- _WHAT THE EXERCISE ASKS_
Skip the images and copy each record exactly as written.

(Dataset entries on figures)
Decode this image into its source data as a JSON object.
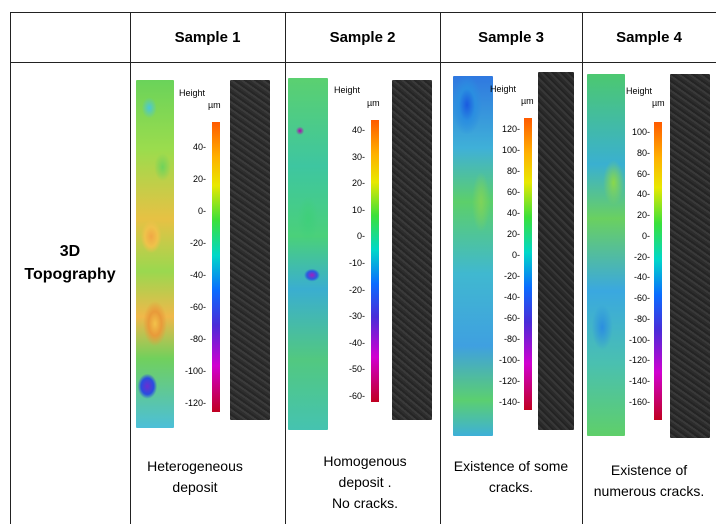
{
  "header": {
    "samples": [
      "Sample 1",
      "Sample 2",
      "Sample 3",
      "Sample 4"
    ]
  },
  "row": {
    "label_line1": "3D",
    "label_line2": "Topography"
  },
  "colorbars": [
    {
      "height_label": "Height",
      "unit": "µm",
      "ticks": [
        "40",
        "20",
        "0",
        "-20",
        "-40",
        "-60",
        "-80",
        "-100",
        "-120"
      ]
    },
    {
      "height_label": "Height",
      "unit": "µm",
      "ticks": [
        "40",
        "30",
        "20",
        "10",
        "0",
        "-10",
        "-20",
        "-30",
        "-40",
        "-50",
        "-60"
      ]
    },
    {
      "height_label": "Height",
      "unit": "µm",
      "ticks": [
        "120",
        "100",
        "80",
        "60",
        "40",
        "20",
        "0",
        "-20",
        "-40",
        "-60",
        "-80",
        "-100",
        "-120",
        "-140"
      ]
    },
    {
      "height_label": "Height",
      "unit": "µm",
      "ticks": [
        "100",
        "80",
        "60",
        "40",
        "20",
        "0",
        "-20",
        "-40",
        "-60",
        "-80",
        "-100",
        "-120",
        "-140",
        "-160"
      ]
    }
  ],
  "captions": [
    {
      "lines": [
        "Heterogeneous",
        "deposit"
      ]
    },
    {
      "lines": [
        "Homogenous",
        "deposit .",
        "No cracks."
      ]
    },
    {
      "lines": [
        "Existence of some",
        "cracks."
      ]
    },
    {
      "lines": [
        "Existence of",
        "numerous cracks."
      ]
    }
  ]
}
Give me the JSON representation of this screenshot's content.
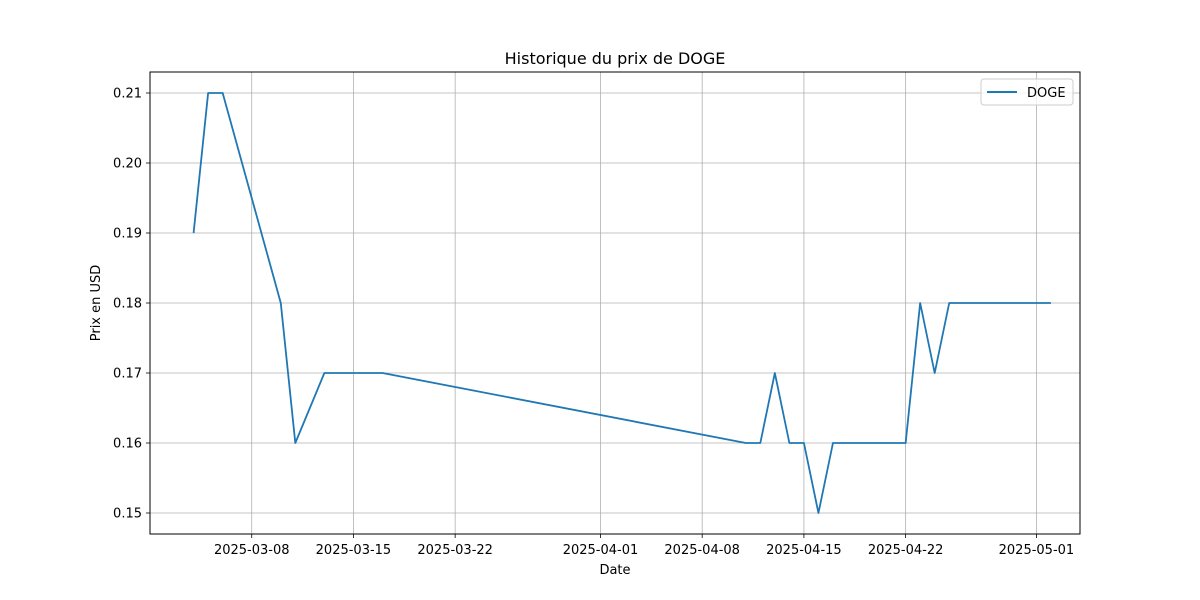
{
  "chart_data": {
    "type": "line",
    "title": "Historique du prix de DOGE",
    "xlabel": "Date",
    "ylabel": "Prix en USD",
    "grid": true,
    "legend_position": "top-right",
    "xlim": [
      "2025-03-01",
      "2025-05-04"
    ],
    "ylim": [
      0.147,
      0.213
    ],
    "x_ticks": [
      "2025-03-08",
      "2025-03-15",
      "2025-03-22",
      "2025-04-01",
      "2025-04-08",
      "2025-04-15",
      "2025-04-22",
      "2025-05-01"
    ],
    "y_ticks": [
      "0.15",
      "0.16",
      "0.17",
      "0.18",
      "0.19",
      "0.20",
      "0.21"
    ],
    "series": [
      {
        "name": "DOGE",
        "color": "#1f77b4",
        "points": [
          {
            "x": "2025-03-04",
            "y": 0.19
          },
          {
            "x": "2025-03-05",
            "y": 0.21
          },
          {
            "x": "2025-03-06",
            "y": 0.21
          },
          {
            "x": "2025-03-10",
            "y": 0.18
          },
          {
            "x": "2025-03-11",
            "y": 0.16
          },
          {
            "x": "2025-03-13",
            "y": 0.17
          },
          {
            "x": "2025-03-17",
            "y": 0.17
          },
          {
            "x": "2025-04-11",
            "y": 0.16
          },
          {
            "x": "2025-04-12",
            "y": 0.16
          },
          {
            "x": "2025-04-13",
            "y": 0.17
          },
          {
            "x": "2025-04-14",
            "y": 0.16
          },
          {
            "x": "2025-04-15",
            "y": 0.16
          },
          {
            "x": "2025-04-16",
            "y": 0.15
          },
          {
            "x": "2025-04-17",
            "y": 0.16
          },
          {
            "x": "2025-04-22",
            "y": 0.16
          },
          {
            "x": "2025-04-23",
            "y": 0.18
          },
          {
            "x": "2025-04-24",
            "y": 0.17
          },
          {
            "x": "2025-04-25",
            "y": 0.18
          },
          {
            "x": "2025-05-02",
            "y": 0.18
          }
        ]
      }
    ]
  }
}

- _SOLUTION BELOW_
Decode this image into its source data as a JSON object.
{
  "header": {
    "samples": [
      "Sample 1",
      "Sample 2",
      "Sample 3",
      "Sample 4"
    ]
  },
  "row": {
    "label_line1": "3D",
    "label_line2": "Topography"
  },
  "colorbars": [
    {
      "height_label": "Height",
      "unit": "µm",
      "ticks": [
        "40",
        "20",
        "0",
        "-20",
        "-40",
        "-60",
        "-80",
        "-100",
        "-120"
      ]
    },
    {
      "height_label": "Height",
      "unit": "µm",
      "ticks": [
        "40",
        "30",
        "20",
        "10",
        "0",
        "-10",
        "-20",
        "-30",
        "-40",
        "-50",
        "-60"
      ]
    },
    {
      "height_label": "Height",
      "unit": "µm",
      "ticks": [
        "120",
        "100",
        "80",
        "60",
        "40",
        "20",
        "0",
        "-20",
        "-40",
        "-60",
        "-80",
        "-100",
        "-120",
        "-140"
      ]
    },
    {
      "height_label": "Height",
      "unit": "µm",
      "ticks": [
        "100",
        "80",
        "60",
        "40",
        "20",
        "0",
        "-20",
        "-40",
        "-60",
        "-80",
        "-100",
        "-120",
        "-140",
        "-160"
      ]
    }
  ],
  "captions": [
    {
      "lines": [
        "Heterogeneous",
        "deposit"
      ]
    },
    {
      "lines": [
        "Homogenous",
        "deposit .",
        "No cracks."
      ]
    },
    {
      "lines": [
        "Existence of some",
        "cracks."
      ]
    },
    {
      "lines": [
        "Existence of",
        "numerous cracks."
      ]
    }
  ]
}
Give me the JSON representation of this screenshot's content.
{
  "chart_data": {
    "type": "line",
    "title": "Historique du prix de DOGE",
    "xlabel": "Date",
    "ylabel": "Prix en USD",
    "grid": true,
    "legend_position": "top-right",
    "xlim": [
      "2025-03-01",
      "2025-05-04"
    ],
    "ylim": [
      0.147,
      0.213
    ],
    "x_ticks": [
      "2025-03-08",
      "2025-03-15",
      "2025-03-22",
      "2025-04-01",
      "2025-04-08",
      "2025-04-15",
      "2025-04-22",
      "2025-05-01"
    ],
    "y_ticks": [
      "0.15",
      "0.16",
      "0.17",
      "0.18",
      "0.19",
      "0.20",
      "0.21"
    ],
    "series": [
      {
        "name": "DOGE",
        "color": "#1f77b4",
        "points": [
          {
            "x": "2025-03-04",
            "y": 0.19
          },
          {
            "x": "2025-03-05",
            "y": 0.21
          },
          {
            "x": "2025-03-06",
            "y": 0.21
          },
          {
            "x": "2025-03-10",
            "y": 0.18
          },
          {
            "x": "2025-03-11",
            "y": 0.16
          },
          {
            "x": "2025-03-13",
            "y": 0.17
          },
          {
            "x": "2025-03-17",
            "y": 0.17
          },
          {
            "x": "2025-04-11",
            "y": 0.16
          },
          {
            "x": "2025-04-12",
            "y": 0.16
          },
          {
            "x": "2025-04-13",
            "y": 0.17
          },
          {
            "x": "2025-04-14",
            "y": 0.16
          },
          {
            "x": "2025-04-15",
            "y": 0.16
          },
          {
            "x": "2025-04-16",
            "y": 0.15
          },
          {
            "x": "2025-04-17",
            "y": 0.16
          },
          {
            "x": "2025-04-22",
            "y": 0.16
          },
          {
            "x": "2025-04-23",
            "y": 0.18
          },
          {
            "x": "2025-04-24",
            "y": 0.17
          },
          {
            "x": "2025-04-25",
            "y": 0.18
          },
          {
            "x": "2025-05-02",
            "y": 0.18
          }
        ]
      }
    ]
  }
}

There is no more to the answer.